--- START DATASET EXTRACT ---

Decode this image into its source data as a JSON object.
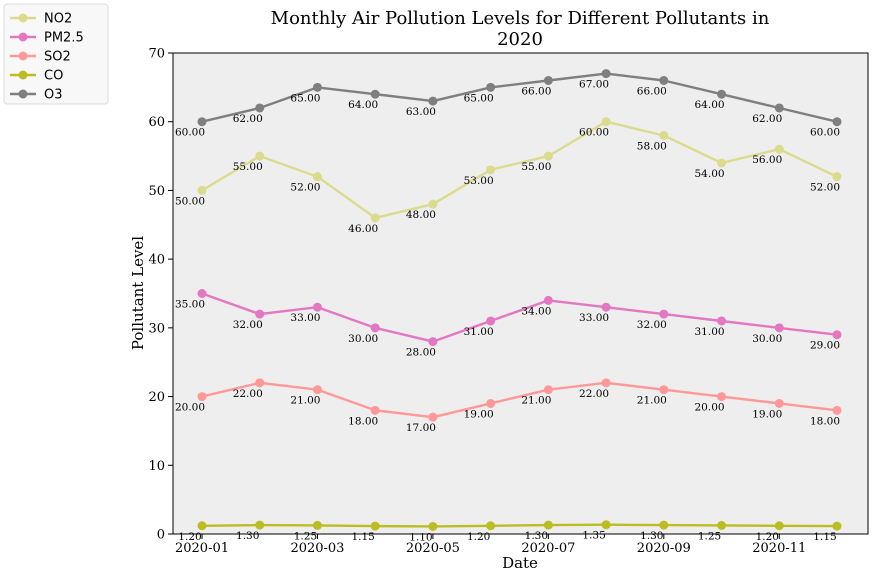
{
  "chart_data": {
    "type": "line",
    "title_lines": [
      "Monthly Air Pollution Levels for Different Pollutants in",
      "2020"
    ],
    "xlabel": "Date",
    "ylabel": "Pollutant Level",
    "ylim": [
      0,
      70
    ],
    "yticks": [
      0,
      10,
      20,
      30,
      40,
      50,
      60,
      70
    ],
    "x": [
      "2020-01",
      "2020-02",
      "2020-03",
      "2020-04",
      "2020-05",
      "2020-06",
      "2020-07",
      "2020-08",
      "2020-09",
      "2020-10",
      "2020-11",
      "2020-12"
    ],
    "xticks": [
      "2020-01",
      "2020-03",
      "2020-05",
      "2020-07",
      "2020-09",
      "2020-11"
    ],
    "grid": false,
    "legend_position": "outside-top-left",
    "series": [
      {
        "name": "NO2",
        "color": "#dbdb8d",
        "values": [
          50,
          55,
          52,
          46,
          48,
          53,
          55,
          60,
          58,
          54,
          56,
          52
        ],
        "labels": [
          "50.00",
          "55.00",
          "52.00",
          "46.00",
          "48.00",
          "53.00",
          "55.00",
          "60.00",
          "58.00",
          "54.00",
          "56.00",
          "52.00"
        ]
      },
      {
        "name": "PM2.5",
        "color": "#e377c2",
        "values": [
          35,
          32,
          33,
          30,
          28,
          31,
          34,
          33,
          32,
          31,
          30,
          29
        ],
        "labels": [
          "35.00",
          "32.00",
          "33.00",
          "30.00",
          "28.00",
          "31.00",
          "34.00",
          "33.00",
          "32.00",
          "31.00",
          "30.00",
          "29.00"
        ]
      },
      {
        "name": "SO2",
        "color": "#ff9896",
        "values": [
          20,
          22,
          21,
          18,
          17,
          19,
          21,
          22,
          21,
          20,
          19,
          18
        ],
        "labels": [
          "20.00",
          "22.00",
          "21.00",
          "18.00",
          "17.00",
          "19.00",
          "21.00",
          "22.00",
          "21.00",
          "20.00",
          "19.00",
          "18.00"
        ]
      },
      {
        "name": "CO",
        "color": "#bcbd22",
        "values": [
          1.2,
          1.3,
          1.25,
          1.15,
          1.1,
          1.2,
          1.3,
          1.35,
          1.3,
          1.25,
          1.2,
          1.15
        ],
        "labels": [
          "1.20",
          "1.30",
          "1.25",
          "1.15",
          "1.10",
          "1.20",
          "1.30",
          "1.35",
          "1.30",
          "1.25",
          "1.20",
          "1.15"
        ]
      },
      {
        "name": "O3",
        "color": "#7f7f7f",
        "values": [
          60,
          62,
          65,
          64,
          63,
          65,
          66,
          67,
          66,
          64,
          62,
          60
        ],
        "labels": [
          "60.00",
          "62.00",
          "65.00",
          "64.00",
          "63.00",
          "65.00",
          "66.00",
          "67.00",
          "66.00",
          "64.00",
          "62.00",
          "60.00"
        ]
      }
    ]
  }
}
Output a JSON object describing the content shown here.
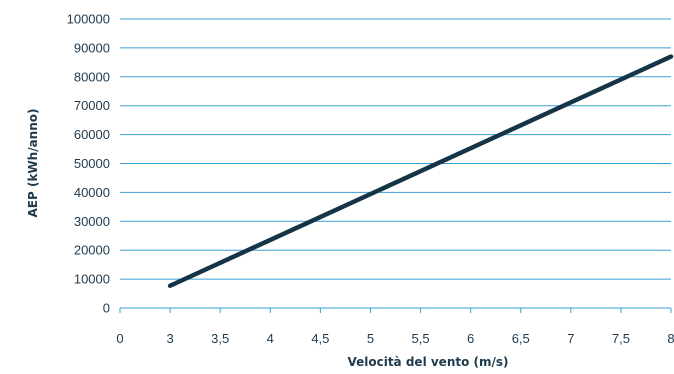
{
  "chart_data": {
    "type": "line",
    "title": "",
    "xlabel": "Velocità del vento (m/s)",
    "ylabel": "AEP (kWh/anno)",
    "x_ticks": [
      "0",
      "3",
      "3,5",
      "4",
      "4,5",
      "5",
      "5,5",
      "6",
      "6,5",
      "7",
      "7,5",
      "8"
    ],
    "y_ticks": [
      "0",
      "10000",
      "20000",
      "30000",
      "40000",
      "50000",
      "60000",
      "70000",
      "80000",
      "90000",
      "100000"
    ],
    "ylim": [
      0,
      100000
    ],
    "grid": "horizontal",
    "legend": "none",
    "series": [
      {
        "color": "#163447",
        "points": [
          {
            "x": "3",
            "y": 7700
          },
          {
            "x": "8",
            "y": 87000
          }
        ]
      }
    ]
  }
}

--- END DATASET EXTRACT ---

- AIM OF THE TASK
Find every line in the records above that contains the word "name", and copy each one.

- TASK RESPONSE
        "name": "NO2",
        "name": "PM2.5",
        "name": "SO2",
        "name": "CO",
        "name": "O3",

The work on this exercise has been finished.